### The request
Return the complete listing that follows, with each line reproduced exactly.

:: Data lines ::

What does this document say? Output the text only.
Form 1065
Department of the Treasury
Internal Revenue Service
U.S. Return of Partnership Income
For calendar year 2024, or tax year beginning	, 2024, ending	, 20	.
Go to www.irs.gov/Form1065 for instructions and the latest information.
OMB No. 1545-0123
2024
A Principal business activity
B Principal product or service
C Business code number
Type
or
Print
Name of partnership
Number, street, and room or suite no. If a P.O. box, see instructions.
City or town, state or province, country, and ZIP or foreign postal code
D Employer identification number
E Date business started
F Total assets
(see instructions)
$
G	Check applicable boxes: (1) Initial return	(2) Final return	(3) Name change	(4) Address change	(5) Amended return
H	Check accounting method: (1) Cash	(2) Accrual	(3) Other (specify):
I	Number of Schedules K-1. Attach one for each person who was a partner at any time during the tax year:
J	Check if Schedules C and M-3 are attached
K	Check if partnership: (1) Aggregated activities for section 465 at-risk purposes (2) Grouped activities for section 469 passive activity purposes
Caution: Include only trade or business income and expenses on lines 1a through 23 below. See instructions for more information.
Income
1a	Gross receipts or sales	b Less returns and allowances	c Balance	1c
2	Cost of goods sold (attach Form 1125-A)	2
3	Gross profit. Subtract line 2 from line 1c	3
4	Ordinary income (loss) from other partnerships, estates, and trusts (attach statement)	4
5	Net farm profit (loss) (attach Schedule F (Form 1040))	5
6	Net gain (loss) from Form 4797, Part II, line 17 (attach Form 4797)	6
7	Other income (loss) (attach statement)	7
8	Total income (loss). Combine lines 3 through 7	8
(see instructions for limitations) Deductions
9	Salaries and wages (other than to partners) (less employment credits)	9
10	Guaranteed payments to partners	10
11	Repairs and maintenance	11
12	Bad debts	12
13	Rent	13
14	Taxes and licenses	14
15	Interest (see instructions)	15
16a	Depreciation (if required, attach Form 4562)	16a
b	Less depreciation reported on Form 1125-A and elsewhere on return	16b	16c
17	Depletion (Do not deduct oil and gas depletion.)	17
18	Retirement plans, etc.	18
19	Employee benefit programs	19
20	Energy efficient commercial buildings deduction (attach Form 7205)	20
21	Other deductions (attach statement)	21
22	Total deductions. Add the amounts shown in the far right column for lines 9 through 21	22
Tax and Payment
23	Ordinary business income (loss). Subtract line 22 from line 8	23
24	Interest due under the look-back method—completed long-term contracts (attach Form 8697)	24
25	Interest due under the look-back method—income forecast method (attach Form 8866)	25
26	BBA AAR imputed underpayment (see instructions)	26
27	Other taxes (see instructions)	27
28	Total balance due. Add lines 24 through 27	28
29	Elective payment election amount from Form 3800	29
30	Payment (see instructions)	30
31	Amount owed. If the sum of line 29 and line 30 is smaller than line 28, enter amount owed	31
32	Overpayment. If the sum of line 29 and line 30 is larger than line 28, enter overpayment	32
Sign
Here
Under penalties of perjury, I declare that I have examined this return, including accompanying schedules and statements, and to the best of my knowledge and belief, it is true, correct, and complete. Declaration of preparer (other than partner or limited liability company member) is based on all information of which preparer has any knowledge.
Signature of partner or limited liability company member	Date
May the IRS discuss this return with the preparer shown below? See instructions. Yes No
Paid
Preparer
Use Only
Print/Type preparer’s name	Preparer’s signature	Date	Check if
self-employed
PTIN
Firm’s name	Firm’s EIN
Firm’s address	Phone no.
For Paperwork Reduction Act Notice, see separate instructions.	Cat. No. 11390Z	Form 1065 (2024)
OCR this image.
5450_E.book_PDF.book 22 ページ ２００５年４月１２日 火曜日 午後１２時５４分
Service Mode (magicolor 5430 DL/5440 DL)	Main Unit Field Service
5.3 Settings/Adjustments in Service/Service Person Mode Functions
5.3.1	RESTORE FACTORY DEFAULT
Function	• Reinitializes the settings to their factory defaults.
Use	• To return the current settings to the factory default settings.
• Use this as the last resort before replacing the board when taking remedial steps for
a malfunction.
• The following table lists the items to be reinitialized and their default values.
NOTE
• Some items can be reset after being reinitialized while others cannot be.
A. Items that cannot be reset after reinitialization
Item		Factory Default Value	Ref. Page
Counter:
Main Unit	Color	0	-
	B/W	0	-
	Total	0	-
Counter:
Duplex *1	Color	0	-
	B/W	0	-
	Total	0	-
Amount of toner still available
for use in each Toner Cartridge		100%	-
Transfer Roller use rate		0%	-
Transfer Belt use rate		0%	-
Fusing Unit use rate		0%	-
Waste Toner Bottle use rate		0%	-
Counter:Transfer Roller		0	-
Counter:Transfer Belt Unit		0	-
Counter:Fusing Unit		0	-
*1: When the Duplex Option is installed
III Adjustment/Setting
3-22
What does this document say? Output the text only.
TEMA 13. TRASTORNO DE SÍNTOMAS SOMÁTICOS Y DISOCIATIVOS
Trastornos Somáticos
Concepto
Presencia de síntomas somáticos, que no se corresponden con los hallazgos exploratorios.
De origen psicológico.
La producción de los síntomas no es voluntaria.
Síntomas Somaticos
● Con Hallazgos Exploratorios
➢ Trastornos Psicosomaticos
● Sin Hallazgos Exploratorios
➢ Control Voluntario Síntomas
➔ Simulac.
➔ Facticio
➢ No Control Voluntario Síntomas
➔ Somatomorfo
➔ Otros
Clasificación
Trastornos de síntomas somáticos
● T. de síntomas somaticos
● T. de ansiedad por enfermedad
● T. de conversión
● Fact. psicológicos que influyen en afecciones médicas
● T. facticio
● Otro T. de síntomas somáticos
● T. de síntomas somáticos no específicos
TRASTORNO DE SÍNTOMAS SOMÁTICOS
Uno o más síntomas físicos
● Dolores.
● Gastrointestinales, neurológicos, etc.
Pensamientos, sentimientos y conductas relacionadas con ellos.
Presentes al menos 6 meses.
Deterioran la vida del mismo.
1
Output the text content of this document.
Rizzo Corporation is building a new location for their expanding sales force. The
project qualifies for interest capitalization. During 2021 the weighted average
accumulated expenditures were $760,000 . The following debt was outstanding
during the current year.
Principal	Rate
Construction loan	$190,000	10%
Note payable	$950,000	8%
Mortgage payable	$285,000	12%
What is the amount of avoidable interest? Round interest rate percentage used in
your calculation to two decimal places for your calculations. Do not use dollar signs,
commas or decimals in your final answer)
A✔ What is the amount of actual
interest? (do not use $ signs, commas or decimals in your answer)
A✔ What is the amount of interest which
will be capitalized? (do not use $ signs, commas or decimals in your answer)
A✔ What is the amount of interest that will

:::

### Response
What does this document say? Output the text only.
Form 1065
Department of the Treasury
Internal Revenue Service
U.S. Return of Partnership Income
For calendar year 2024, or tax year beginning	, 2024, ending	, 20	.
Go to www.irs.gov/Form1065 for instructions and the latest information.
OMB No. 1545-0123
2024
A Principal business activity
B Principal product or service
C Business code number
Type
or
Print
Name of partnership
Number, street, and room or suite no. If a P.O. box, see instructions.
City or town, state or province, country, and ZIP or foreign postal code
D Employer identification number
E Date business started
F Total assets
(see instructions)
$
G	Check applicable boxes: (1) Initial return	(2) Final return	(3) Name change	(4) Address change	(5) Amended return
H	Check accounting method: (1) Cash	(2) Accrual	(3) Other (specify):
I	Number of Schedules K-1. Attach one for each person who was a partner at any time during the tax year:
J	Check if Schedules C and M-3 are attached
K	Check if partnership: (1) Aggregated activities for section 465 at-risk purposes (2) Grouped activities for section 469 passive activity purposes
Caution: Include only trade or business income and expenses on lines 1a through 23 below. See instructions for more information.
Income
1a	Gross receipts or sales	b Less returns and allowances	c Balance	1c
2	Cost of goods sold (attach Form 1125-A)	2
3	Gross profit. Subtract line 2 from line 1c	3
4	Ordinary income (loss) from other partnerships, estates, and trusts (attach statement)	4
5	Net farm profit (loss) (attach Schedule F (Form 1040))	5
6	Net gain (loss) from Form 4797, Part II, line 17 (attach Form 4797)	6
7	Other income (loss) (attach statement)	7
8	Total income (loss). Combine lines 3 through 7	8
(see instructions for limitations) Deductions
9	Salaries and wages (other than to partners) (less employment credits)	9
10	Guaranteed payments to partners	10
11	Repairs and maintenance	11
12	Bad debts	12
13	Rent	13
14	Taxes and licenses	14
15	Interest (see instructions)	15
16a	Depreciation (if required, attach Form 4562)	16a
b	Less depreciation reported on Form 1125-A and elsewhere on return	16b	16c
17	Depletion (Do not deduct oil and gas depletion.)	17
18	Retirement plans, etc.	18
19	Employee benefit programs	19
20	Energy efficient commercial buildings deduction (attach Form 7205)	20
21	Other deductions (attach statement)	21
22	Total deductions. Add the amounts shown in the far right column for lines 9 through 21	22
Tax and Payment
23	Ordinary business income (loss). Subtract line 22 from line 8	23
24	Interest due under the look-back method—completed long-term contracts (attach Form 8697)	24
25	Interest due under the look-back method—income forecast method (attach Form 8866)	25
26	BBA AAR imputed underpayment (see instructions)	26
27	Other taxes (see instructions)	27
28	Total balance due. Add lines 24 through 27	28
29	Elective payment election amount from Form 3800	29
30	Payment (see instructions)	30
31	Amount owed. If the sum of line 29 and line 30 is smaller than line 28, enter amount owed	31
32	Overpayment. If the sum of line 29 and line 30 is larger than line 28, enter overpayment	32
Sign
Here
Under penalties of perjury, I declare that I have examined this return, including accompanying schedules and statements, and to the best of my knowledge and belief, it is true, correct, and complete. Declaration of preparer (other than partner or limited liability company member) is based on all information of which preparer has any knowledge.
Signature of partner or limited liability company member	Date
May the IRS discuss this return with the preparer shown below? See instructions. Yes No
Paid
Preparer
Use Only
Print/Type preparer’s name	Preparer’s signature	Date	Check if
self-employed
PTIN
Firm’s name	Firm’s EIN
Firm’s address	Phone no.
For Paperwork Reduction Act Notice, see separate instructions.	Cat. No. 11390Z	Form 1065 (2024)
OCR this image.
5450_E.book_PDF.book 22 ページ ２００５年４月１２日 火曜日 午後１２時５４分
Service Mode (magicolor 5430 DL/5440 DL)	Main Unit Field Service
5.3 Settings/Adjustments in Service/Service Person Mode Functions
5.3.1	RESTORE FACTORY DEFAULT
Function	• Reinitializes the settings to their factory defaults.
Use	• To return the current settings to the factory default settings.
• Use this as the last resort before replacing the board when taking remedial steps for
a malfunction.
• The following table lists the items to be reinitialized and their default values.
NOTE
• Some items can be reset after being reinitialized while others cannot be.
A. Items that cannot be reset after reinitialization
Item		Factory Default Value	Ref. Page
Counter:
Main Unit	Color	0	-
	B/W	0	-
	Total	0	-
Counter:
Duplex *1	Color	0	-
	B/W	0	-
	Total	0	-
Amount of toner still available
for use in each Toner Cartridge		100%	-
Transfer Roller use rate		0%	-
Transfer Belt use rate		0%	-
Fusing Unit use rate		0%	-
Waste Toner Bottle use rate		0%	-
Counter:Transfer Roller		0	-
Counter:Transfer Belt Unit		0	-
Counter:Fusing Unit		0	-
*1: When the Duplex Option is installed
III Adjustment/Setting
3-22
What does this document say? Output the text only.
TEMA 13. TRASTORNO DE SÍNTOMAS SOMÁTICOS Y DISOCIATIVOS
Trastornos Somáticos
Concepto
Presencia de síntomas somáticos, que no se corresponden con los hallazgos exploratorios.
De origen psicológico.
La producción de los síntomas no es voluntaria.
Síntomas Somaticos
● Con Hallazgos Exploratorios
➢ Trastornos Psicosomaticos
● Sin Hallazgos Exploratorios
➢ Control Voluntario Síntomas
➔ Simulac.
➔ Facticio
➢ No Control Voluntario Síntomas
➔ Somatomorfo
➔ Otros
Clasificación
Trastornos de síntomas somáticos
● T. de síntomas somaticos
● T. de ansiedad por enfermedad
● T. de conversión
● Fact. psicológicos que influyen en afecciones médicas
● T. facticio
● Otro T. de síntomas somáticos
● T. de síntomas somáticos no específicos
TRASTORNO DE SÍNTOMAS SOMÁTICOS
Uno o más síntomas físicos
● Dolores.
● Gastrointestinales, neurológicos, etc.
Pensamientos, sentimientos y conductas relacionadas con ellos.
Presentes al menos 6 meses.
Deterioran la vida del mismo.
1
Output the text content of this document.
Rizzo Corporation is building a new location for their expanding sales force. The
project qualifies for interest capitalization. During 2021 the weighted average
accumulated expenditures were $760,000 . The following debt was outstanding
during the current year.
Principal	Rate
Construction loan	$190,000	10%
Note payable	$950,000	8%
Mortgage payable	$285,000	12%
What is the amount of avoidable interest? Round interest rate percentage used in
your calculation to two decimal places for your calculations. Do not use dollar signs,
commas or decimals in your final answer)
A✔ What is the amount of actual
interest? (do not use $ signs, commas or decimals in your answer)
A✔ What is the amount of interest which
will be capitalized? (do not use $ signs, commas or decimals in your answer)
A✔ What is the amount of interest that will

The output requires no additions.